Exercise. Gather every line holding the string "double".

-- Start Material provided --

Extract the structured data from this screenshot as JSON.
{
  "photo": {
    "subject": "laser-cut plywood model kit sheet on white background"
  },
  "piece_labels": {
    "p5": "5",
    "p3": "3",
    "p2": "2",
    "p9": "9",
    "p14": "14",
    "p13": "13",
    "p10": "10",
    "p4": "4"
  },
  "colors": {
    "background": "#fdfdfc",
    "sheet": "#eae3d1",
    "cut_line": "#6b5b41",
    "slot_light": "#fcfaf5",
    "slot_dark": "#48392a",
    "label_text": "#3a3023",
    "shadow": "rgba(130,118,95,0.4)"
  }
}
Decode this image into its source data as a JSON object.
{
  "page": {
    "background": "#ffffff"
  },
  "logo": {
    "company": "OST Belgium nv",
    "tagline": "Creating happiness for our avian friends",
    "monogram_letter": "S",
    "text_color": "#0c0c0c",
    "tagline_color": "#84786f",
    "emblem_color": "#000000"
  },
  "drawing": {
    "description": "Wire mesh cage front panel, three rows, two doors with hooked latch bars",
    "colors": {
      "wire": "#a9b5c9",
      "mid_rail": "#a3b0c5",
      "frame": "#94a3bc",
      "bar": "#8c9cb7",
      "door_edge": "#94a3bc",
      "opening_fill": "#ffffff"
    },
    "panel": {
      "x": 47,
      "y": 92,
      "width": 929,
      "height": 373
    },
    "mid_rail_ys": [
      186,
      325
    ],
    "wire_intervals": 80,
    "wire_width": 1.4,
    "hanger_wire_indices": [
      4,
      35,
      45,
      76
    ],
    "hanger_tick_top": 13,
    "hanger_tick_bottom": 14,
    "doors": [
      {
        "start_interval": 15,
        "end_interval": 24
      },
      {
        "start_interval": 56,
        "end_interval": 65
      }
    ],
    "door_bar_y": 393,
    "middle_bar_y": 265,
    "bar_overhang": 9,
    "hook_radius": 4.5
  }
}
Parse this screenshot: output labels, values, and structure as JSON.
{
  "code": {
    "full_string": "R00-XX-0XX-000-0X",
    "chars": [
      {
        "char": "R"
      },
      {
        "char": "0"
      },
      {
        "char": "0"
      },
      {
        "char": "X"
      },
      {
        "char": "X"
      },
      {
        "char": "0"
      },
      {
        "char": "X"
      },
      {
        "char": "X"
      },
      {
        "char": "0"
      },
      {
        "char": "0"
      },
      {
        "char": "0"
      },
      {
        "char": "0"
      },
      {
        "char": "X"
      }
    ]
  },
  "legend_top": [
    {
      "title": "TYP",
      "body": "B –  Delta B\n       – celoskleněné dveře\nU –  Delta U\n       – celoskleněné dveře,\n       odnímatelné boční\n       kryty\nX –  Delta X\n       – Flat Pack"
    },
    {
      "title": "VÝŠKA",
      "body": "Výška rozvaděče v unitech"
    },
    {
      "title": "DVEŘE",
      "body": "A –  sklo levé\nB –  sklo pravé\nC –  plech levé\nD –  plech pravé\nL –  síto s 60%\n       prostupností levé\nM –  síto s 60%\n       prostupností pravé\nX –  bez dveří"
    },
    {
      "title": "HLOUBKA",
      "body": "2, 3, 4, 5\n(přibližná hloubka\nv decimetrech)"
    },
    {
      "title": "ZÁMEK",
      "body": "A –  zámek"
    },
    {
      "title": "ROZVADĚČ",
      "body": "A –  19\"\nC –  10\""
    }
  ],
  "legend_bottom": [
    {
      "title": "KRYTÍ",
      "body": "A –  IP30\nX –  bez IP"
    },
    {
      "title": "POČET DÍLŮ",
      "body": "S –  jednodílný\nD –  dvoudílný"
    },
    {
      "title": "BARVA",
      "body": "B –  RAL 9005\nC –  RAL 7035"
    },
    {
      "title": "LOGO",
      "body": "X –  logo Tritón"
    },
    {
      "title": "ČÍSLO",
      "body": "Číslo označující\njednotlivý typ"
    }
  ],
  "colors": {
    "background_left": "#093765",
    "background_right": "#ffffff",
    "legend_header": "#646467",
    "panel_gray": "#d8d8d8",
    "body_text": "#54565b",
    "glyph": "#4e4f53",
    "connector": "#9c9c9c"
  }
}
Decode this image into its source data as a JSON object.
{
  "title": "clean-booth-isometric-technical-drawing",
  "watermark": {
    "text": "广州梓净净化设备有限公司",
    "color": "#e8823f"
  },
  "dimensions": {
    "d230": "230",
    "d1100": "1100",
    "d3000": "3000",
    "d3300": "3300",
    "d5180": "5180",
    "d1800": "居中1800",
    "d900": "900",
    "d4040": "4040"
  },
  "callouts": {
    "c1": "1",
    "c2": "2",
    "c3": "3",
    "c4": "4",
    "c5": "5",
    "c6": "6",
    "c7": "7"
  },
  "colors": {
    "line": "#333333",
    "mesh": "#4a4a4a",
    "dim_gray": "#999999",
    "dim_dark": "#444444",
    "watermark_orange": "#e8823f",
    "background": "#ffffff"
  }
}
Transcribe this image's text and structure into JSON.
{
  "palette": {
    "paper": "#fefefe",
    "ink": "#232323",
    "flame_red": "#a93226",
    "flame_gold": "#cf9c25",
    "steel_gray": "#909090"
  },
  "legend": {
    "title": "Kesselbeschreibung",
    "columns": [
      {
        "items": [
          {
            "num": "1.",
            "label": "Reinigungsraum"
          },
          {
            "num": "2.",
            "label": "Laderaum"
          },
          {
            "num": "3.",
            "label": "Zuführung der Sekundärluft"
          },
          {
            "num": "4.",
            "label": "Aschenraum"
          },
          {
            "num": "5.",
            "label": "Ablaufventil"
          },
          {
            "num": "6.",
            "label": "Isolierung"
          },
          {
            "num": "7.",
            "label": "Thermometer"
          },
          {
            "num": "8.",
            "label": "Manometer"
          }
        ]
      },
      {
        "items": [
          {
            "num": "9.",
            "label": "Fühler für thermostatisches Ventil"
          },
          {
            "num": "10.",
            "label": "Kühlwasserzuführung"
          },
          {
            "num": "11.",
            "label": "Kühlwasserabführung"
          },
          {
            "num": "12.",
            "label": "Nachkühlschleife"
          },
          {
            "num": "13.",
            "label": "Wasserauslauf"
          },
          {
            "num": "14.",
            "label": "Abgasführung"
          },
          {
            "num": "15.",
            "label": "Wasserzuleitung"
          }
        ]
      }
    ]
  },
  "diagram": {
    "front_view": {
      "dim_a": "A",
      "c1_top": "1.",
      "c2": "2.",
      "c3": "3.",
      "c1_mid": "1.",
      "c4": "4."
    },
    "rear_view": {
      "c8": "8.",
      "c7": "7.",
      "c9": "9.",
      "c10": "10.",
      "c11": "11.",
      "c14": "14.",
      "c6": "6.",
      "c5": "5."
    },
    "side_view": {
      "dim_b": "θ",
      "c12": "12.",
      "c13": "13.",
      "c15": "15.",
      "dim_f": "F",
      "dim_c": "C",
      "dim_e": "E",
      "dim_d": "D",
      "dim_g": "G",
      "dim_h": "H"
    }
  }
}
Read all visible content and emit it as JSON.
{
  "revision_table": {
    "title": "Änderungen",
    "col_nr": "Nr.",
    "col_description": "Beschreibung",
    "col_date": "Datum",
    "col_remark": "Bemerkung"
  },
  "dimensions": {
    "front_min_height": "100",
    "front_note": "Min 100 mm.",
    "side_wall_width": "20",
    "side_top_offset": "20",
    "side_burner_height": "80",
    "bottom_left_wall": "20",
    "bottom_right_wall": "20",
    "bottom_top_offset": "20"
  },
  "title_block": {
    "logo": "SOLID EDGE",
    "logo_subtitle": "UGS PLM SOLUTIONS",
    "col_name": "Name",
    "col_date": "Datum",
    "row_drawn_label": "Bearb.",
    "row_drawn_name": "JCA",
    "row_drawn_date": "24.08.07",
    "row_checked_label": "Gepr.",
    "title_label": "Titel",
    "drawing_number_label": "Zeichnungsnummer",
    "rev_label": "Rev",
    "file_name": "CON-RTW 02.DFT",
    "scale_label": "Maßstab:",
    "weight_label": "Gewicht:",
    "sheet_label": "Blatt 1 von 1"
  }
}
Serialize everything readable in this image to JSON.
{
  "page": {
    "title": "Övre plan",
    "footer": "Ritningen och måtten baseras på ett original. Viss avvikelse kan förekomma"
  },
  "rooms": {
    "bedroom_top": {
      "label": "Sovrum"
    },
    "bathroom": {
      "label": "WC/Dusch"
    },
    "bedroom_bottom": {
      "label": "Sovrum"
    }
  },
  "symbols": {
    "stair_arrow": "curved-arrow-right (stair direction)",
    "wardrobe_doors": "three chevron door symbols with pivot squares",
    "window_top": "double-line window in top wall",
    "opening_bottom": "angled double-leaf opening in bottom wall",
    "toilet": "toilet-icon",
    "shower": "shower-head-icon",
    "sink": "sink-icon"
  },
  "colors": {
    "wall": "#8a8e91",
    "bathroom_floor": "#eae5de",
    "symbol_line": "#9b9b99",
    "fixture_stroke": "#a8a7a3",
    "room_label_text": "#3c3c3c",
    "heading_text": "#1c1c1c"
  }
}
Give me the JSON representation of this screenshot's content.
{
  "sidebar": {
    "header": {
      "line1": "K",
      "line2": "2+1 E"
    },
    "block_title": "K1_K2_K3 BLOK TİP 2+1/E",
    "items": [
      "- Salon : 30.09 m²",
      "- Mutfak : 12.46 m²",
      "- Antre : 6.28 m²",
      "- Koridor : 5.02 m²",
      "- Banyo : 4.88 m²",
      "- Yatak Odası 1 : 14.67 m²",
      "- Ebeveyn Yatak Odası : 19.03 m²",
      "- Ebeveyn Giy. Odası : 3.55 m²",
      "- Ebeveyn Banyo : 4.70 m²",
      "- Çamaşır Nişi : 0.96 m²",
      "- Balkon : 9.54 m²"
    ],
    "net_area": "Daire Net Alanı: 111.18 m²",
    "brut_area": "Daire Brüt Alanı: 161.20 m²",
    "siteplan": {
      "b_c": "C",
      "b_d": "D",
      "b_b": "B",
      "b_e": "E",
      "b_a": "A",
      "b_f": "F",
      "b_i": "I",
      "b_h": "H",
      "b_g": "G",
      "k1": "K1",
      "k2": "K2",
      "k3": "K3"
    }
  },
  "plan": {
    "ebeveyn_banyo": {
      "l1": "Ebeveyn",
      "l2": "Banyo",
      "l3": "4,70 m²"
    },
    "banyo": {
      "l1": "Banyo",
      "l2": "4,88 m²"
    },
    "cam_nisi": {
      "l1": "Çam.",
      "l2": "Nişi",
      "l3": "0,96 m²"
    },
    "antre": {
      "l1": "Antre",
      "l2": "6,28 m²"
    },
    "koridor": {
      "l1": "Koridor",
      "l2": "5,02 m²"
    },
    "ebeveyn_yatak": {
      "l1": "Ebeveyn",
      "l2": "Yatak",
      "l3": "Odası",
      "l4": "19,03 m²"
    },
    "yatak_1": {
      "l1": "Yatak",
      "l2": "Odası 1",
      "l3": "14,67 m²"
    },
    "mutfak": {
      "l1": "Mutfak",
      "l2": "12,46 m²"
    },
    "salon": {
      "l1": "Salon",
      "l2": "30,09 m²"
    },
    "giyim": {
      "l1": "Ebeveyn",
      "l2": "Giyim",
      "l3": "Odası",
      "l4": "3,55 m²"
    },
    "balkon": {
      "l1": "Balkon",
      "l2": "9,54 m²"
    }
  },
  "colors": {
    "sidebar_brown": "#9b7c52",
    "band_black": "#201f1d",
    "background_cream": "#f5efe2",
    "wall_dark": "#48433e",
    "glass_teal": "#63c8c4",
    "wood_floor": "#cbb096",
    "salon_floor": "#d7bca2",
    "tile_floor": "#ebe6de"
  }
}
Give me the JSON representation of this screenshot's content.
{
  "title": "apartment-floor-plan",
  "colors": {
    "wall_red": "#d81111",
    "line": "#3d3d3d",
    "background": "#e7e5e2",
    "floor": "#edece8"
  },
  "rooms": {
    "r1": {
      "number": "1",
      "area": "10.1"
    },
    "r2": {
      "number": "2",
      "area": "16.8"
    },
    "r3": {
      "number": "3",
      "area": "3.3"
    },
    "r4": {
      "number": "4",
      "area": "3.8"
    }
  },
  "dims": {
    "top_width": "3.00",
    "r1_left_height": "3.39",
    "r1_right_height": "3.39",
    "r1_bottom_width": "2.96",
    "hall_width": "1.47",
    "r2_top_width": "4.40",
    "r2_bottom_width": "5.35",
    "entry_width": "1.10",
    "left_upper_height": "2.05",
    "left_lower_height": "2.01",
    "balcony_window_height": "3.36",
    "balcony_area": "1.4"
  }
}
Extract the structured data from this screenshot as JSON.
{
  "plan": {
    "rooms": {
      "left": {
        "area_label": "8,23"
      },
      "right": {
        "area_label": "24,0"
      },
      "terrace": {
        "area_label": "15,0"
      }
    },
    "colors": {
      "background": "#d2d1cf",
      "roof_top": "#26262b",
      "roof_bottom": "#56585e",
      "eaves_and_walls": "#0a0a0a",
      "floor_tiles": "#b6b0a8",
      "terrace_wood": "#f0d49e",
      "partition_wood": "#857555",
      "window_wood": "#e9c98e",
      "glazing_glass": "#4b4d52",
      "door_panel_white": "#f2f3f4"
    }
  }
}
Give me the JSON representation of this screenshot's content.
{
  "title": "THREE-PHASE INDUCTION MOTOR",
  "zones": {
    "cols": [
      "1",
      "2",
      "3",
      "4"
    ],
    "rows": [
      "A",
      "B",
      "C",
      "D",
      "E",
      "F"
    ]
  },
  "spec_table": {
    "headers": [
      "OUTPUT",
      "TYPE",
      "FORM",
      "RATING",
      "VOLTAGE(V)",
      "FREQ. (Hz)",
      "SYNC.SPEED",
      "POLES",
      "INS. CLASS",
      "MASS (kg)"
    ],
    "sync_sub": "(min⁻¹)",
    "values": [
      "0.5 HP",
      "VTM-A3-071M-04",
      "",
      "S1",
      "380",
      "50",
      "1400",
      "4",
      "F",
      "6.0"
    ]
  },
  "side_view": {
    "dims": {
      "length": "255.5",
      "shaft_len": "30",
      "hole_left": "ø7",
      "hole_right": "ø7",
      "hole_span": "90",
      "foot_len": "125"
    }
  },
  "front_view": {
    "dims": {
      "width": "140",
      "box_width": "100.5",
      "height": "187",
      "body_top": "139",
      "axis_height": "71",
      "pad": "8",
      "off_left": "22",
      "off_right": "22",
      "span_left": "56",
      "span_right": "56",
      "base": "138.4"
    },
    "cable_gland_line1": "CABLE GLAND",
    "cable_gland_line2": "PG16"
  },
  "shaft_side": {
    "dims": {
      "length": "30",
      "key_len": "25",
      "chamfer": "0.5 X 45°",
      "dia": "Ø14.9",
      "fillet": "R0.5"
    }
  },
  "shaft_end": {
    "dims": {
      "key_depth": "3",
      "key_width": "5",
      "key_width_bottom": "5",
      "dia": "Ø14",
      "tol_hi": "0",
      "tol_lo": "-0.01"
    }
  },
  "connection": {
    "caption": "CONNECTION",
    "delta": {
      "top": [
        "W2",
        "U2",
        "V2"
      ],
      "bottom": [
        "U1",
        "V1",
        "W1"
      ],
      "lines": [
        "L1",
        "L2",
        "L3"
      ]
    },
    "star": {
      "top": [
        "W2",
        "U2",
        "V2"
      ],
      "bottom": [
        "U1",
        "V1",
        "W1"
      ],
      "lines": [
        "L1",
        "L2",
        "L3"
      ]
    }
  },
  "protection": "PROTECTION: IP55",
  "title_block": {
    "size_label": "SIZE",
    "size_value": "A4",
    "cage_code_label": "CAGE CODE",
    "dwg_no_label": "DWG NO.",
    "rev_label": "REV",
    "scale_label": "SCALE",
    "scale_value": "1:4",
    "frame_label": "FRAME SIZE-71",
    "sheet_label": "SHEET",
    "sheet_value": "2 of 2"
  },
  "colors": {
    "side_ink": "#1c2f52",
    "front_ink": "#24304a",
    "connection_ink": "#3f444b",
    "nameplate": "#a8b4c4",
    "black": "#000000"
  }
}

-- End Material provided --

Expected answer.
    "window_top": "double-line window in top wall",
    "opening_bottom": "angled double-leaf opening in bottom wall",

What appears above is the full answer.